--- begin ---

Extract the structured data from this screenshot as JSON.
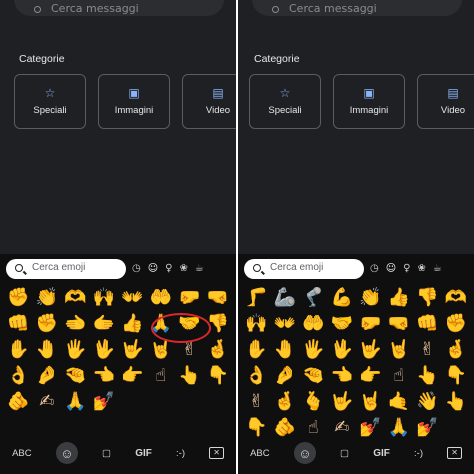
{
  "panels": [
    {
      "search_placeholder": "Cerca messaggi",
      "categories_title": "Categorie",
      "categories": [
        {
          "label": "Speciali",
          "icon": "star-icon"
        },
        {
          "label": "Immagini",
          "icon": "image-icon"
        },
        {
          "label": "Video",
          "icon": "video-icon"
        }
      ],
      "emoji_search_placeholder": "Cerca emoji",
      "emoji_category_icons": [
        "clock-icon",
        "smiley-icon",
        "person-icon",
        "animal-icon",
        "coffee-icon"
      ],
      "emojis": [
        "✊",
        "👏",
        "🫶",
        "🙌",
        "👐",
        "🤲",
        "🤛",
        "🤜",
        "👊",
        "✊",
        "🫲",
        "🫱",
        "👍",
        "🙏",
        "🤝",
        "👎",
        "✋",
        "🤚",
        "🖐",
        "🖖",
        "🤟",
        "🤘",
        "✌",
        "🤞",
        "👌",
        "🤌",
        "🤏",
        "👈",
        "👉",
        "☝",
        "👆",
        "👇",
        "🫵",
        "✍",
        "🙏",
        "💅"
      ],
      "bottom_bar": {
        "abc": "ABC",
        "gif": "GIF",
        "emoticon": ":-)"
      }
    },
    {
      "search_placeholder": "Cerca messaggi",
      "categories_title": "Categorie",
      "categories": [
        {
          "label": "Speciali",
          "icon": "star-icon"
        },
        {
          "label": "Immagini",
          "icon": "image-icon"
        },
        {
          "label": "Video",
          "icon": "video-icon"
        }
      ],
      "emoji_search_placeholder": "Cerca emoji",
      "emoji_category_icons": [
        "clock-icon",
        "smiley-icon",
        "person-icon",
        "animal-icon",
        "coffee-icon"
      ],
      "emojis": [
        "🦵",
        "🦾",
        "🦿",
        "💪",
        "👏",
        "👍",
        "👎",
        "🫶",
        "🙌",
        "👐",
        "🤲",
        "🤝",
        "🤛",
        "🤜",
        "👊",
        "✊",
        "✋",
        "🤚",
        "🖐",
        "🖖",
        "🤟",
        "🤘",
        "✌",
        "🤞",
        "👌",
        "🤌",
        "🤏",
        "👈",
        "👉",
        "☝",
        "👆",
        "👇",
        "✌",
        "🤞",
        "🫰",
        "🤟",
        "🤘",
        "🤙",
        "👋",
        "👆",
        "👇",
        "🫵",
        "☝",
        "✍",
        "💅",
        "🙏",
        "💅"
      ],
      "bottom_bar": {
        "abc": "ABC",
        "gif": "GIF",
        "emoticon": ":-)"
      }
    }
  ]
}
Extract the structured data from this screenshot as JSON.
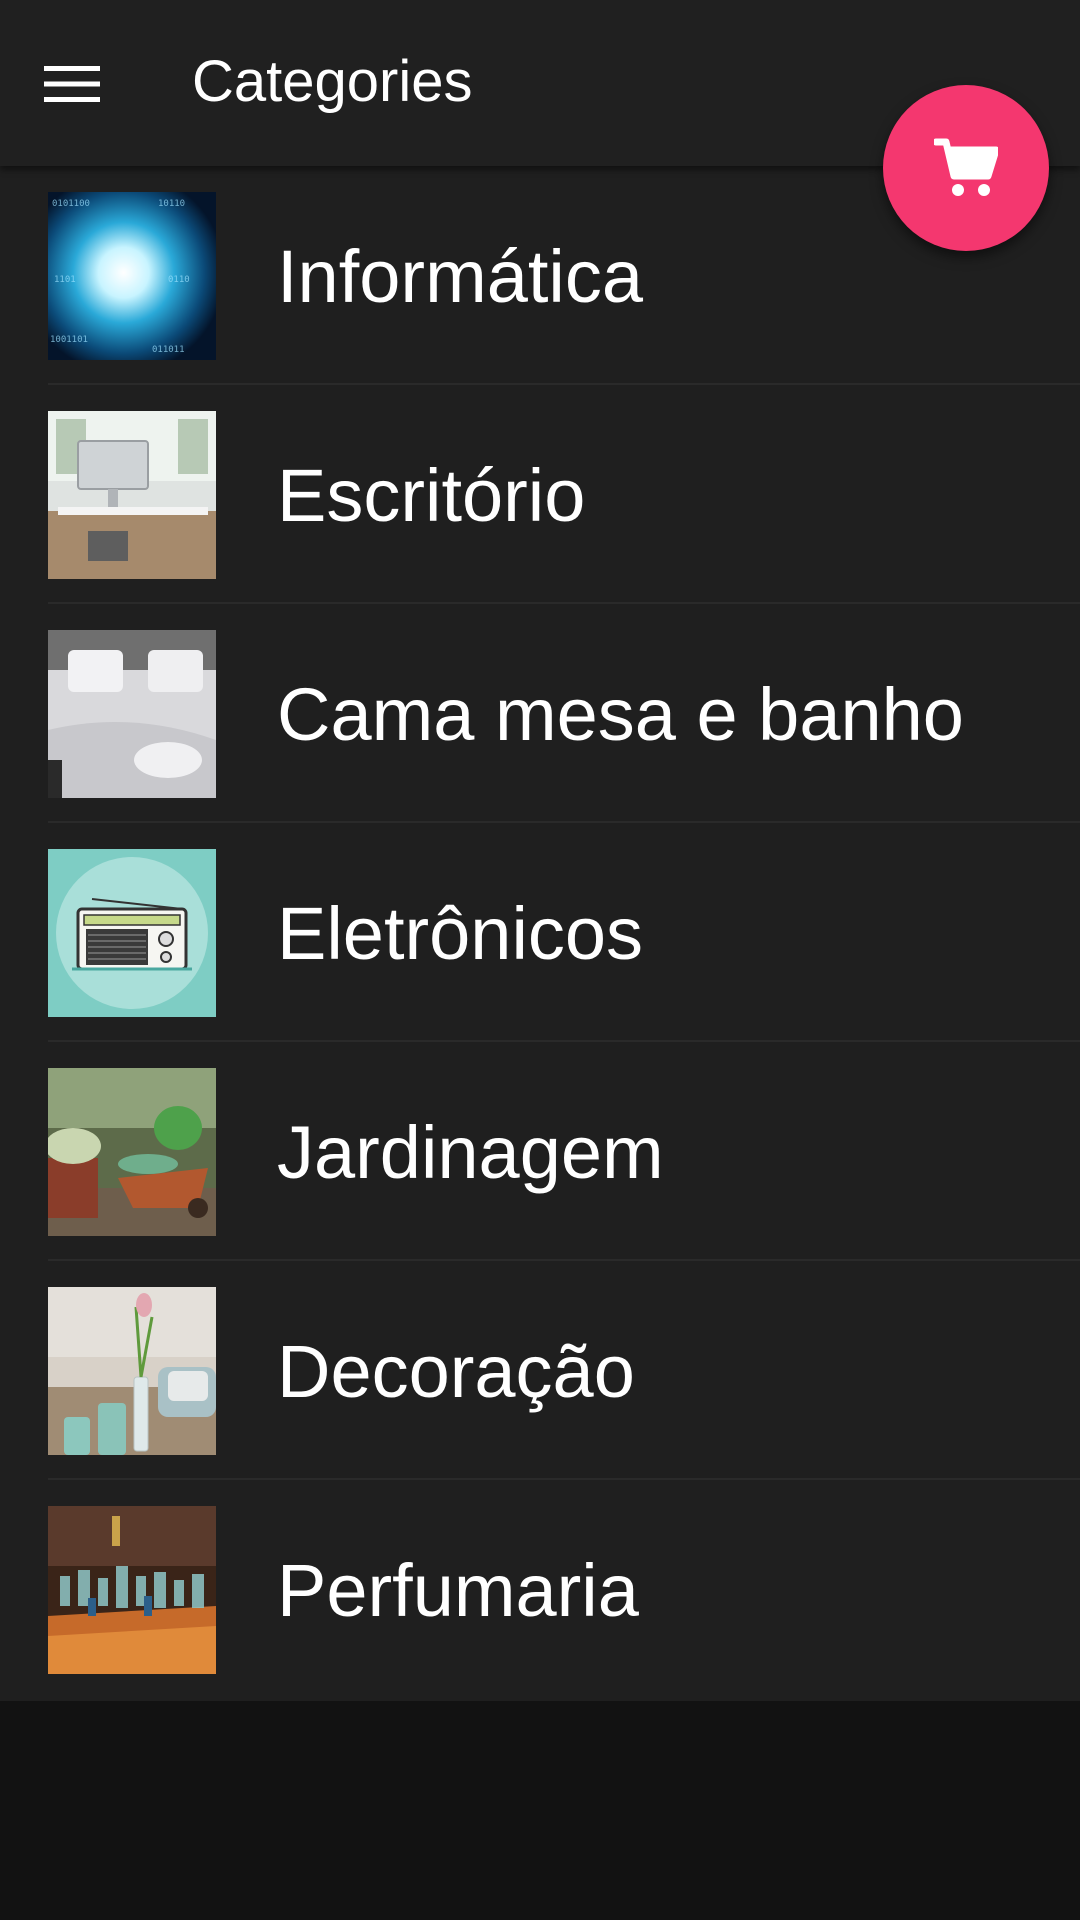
{
  "app_bar": {
    "title": "Categories",
    "menu_icon": "hamburger-menu-icon",
    "background": "#202020"
  },
  "fab": {
    "icon": "shopping-cart-icon",
    "color": "#f4376f"
  },
  "categories": [
    {
      "label": "Informática",
      "image": "binary-tunnel-image"
    },
    {
      "label": "Escritório",
      "image": "office-desk-image"
    },
    {
      "label": "Cama mesa e banho",
      "image": "bed-linen-image"
    },
    {
      "label": "Eletrônicos",
      "image": "radio-image"
    },
    {
      "label": "Jardinagem",
      "image": "garden-wheelbarrow-image"
    },
    {
      "label": "Decoração",
      "image": "decor-vase-image"
    },
    {
      "label": "Perfumaria",
      "image": "perfume-bottles-image"
    }
  ]
}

--- end ---

What needs to be done:
Reproduce each line of the entries in which the word "image" is found.

Task response:
          "icon": "image-icon"
          "icon": "image-icon"
      "image": "binary-tunnel-image"
      "image": "office-desk-image"
      "image": "bed-linen-image"
      "image": "radio-image"
      "image": "garden-wheelbarrow-image"
      "image": "decor-vase-image"
      "image": "perfume-bottles-image"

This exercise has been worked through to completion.